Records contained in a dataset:
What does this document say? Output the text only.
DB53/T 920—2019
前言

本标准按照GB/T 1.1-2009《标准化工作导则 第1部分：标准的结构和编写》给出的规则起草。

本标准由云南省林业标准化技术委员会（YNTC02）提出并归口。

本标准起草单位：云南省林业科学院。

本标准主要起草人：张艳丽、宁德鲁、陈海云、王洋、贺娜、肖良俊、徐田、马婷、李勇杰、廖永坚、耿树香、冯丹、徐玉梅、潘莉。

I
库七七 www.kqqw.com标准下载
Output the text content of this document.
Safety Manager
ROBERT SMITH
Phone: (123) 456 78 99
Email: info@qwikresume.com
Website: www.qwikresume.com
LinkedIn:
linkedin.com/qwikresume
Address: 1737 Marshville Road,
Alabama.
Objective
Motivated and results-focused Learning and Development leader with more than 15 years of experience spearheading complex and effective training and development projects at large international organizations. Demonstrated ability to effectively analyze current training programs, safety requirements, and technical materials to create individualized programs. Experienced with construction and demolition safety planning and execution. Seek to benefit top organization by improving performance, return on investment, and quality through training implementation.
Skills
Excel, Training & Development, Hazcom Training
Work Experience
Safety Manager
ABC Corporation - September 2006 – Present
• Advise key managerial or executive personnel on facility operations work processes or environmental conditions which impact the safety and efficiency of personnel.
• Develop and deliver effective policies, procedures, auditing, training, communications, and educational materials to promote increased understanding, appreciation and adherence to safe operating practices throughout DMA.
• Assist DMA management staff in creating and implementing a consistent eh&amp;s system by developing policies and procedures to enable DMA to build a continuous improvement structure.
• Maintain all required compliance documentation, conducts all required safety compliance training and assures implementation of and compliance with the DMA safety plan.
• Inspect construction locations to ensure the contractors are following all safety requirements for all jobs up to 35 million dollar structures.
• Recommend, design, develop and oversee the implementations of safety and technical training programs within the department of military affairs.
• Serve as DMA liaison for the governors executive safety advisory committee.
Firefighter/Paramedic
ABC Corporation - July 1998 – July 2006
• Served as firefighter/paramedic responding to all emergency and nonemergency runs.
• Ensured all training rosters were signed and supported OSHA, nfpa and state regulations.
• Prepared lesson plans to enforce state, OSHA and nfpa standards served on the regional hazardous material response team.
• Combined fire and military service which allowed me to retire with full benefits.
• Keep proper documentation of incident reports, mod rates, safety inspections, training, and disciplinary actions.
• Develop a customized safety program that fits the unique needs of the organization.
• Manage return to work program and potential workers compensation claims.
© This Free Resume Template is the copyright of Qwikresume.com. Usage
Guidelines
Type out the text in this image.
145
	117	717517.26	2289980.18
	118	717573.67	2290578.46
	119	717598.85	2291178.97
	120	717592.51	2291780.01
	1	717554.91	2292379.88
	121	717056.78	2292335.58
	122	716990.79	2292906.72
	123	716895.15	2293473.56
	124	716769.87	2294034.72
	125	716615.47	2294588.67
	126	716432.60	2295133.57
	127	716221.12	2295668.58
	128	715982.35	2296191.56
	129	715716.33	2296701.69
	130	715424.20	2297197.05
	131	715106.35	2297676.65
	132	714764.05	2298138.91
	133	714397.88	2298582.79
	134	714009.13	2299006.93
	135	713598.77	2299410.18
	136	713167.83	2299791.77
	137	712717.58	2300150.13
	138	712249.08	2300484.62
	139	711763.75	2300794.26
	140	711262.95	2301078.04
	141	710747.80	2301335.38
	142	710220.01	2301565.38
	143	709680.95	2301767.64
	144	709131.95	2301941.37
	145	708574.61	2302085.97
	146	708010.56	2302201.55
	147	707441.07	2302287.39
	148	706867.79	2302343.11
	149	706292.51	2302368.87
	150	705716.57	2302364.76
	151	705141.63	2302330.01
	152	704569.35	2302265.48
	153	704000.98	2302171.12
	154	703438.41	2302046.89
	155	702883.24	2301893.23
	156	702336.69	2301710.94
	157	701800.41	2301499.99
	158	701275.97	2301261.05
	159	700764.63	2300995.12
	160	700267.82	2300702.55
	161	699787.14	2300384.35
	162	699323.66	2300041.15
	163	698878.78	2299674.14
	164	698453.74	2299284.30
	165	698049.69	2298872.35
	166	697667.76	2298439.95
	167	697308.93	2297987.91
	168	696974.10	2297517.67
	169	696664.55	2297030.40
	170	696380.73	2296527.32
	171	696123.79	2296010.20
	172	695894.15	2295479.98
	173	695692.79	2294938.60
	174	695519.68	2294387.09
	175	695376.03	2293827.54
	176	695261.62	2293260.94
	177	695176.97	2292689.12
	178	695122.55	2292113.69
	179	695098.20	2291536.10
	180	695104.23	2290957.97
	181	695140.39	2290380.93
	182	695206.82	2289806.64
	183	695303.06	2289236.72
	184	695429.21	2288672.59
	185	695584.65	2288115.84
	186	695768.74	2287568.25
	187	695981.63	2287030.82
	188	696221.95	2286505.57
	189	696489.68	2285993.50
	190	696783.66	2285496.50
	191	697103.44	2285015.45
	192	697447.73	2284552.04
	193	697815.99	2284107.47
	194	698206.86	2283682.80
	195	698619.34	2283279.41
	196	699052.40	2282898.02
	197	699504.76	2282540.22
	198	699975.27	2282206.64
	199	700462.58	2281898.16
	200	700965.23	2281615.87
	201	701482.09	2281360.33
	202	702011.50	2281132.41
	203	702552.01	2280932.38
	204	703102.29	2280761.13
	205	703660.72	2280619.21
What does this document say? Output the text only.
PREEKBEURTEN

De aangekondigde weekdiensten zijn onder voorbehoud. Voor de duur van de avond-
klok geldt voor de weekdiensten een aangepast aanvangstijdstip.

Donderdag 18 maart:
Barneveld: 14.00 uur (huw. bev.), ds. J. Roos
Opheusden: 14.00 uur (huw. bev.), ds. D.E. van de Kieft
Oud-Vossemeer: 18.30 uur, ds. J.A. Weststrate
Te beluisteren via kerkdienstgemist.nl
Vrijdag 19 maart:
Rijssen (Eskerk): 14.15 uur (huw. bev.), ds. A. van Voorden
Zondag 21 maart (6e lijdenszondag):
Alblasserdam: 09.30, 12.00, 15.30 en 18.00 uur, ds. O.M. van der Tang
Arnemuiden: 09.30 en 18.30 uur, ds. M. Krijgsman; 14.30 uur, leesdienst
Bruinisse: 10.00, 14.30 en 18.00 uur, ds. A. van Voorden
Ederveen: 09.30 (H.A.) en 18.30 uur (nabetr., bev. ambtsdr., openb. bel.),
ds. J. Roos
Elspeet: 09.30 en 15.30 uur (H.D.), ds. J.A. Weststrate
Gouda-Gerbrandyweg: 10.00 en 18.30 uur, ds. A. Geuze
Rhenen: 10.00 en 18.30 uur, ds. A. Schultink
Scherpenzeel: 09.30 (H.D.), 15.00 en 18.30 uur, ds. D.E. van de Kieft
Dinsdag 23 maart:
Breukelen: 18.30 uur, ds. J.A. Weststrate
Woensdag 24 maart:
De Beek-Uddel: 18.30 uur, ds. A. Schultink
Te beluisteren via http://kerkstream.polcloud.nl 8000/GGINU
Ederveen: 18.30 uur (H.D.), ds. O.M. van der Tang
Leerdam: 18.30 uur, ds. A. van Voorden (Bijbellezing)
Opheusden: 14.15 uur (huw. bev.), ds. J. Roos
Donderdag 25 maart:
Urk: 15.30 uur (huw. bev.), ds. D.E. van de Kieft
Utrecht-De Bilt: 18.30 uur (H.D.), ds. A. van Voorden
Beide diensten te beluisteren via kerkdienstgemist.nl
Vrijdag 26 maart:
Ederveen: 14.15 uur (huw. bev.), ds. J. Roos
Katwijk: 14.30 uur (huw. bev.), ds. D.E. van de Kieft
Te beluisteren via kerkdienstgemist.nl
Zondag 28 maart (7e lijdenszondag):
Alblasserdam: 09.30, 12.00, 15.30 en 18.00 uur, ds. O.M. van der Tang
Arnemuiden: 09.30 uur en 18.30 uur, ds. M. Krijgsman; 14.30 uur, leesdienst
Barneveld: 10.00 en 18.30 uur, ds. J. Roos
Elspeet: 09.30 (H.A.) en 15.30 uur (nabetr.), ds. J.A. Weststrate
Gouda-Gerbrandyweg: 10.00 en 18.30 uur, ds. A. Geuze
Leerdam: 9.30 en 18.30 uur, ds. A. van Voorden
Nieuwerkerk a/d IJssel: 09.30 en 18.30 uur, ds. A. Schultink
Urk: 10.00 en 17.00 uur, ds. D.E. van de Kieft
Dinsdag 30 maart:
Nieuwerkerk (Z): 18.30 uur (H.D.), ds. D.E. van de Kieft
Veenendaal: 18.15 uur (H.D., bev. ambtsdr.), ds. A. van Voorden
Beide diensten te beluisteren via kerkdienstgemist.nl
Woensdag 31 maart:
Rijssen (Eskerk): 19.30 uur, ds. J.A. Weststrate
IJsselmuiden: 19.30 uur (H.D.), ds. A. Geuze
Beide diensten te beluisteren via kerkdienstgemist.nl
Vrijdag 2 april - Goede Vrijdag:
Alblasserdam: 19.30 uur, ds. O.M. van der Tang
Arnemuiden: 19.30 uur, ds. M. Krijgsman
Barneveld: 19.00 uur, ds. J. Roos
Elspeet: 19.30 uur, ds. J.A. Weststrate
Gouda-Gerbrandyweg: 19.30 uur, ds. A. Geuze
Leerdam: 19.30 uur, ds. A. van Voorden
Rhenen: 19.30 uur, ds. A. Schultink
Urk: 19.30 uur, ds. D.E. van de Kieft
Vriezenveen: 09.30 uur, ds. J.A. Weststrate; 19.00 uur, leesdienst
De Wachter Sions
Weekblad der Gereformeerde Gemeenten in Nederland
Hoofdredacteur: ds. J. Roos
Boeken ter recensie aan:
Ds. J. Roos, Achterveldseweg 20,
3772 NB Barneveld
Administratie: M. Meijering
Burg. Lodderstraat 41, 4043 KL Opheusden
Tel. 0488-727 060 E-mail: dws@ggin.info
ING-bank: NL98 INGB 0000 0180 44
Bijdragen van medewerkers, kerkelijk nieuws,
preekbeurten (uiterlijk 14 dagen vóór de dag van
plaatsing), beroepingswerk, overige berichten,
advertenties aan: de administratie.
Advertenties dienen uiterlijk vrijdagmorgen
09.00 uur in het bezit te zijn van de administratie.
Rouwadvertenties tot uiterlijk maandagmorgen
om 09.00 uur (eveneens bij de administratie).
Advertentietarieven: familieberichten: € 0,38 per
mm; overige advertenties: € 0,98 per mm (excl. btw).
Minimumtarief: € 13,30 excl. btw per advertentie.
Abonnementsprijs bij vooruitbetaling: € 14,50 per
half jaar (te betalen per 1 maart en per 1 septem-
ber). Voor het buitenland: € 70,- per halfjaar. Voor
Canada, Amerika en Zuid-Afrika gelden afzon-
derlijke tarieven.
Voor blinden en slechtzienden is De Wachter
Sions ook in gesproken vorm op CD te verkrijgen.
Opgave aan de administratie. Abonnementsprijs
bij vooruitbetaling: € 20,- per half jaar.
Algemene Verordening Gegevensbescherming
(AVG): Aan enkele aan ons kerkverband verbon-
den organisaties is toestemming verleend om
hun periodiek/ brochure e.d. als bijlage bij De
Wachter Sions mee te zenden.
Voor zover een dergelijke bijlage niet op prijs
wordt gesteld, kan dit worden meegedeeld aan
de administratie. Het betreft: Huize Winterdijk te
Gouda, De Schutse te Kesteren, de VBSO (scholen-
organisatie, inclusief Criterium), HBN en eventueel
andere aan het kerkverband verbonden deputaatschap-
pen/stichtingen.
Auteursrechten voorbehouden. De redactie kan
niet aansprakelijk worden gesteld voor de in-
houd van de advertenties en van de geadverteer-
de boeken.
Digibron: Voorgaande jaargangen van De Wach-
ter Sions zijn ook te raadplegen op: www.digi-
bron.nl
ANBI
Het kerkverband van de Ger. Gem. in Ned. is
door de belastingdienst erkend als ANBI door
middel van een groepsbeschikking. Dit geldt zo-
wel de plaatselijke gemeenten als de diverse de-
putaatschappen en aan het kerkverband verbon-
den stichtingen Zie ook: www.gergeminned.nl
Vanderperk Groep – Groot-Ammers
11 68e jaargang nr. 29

### WHAT YOU ARE ASKED TO DO
Give only the number of lines in the records that include the word "excl".

### RESULT FOR THIS TASK
2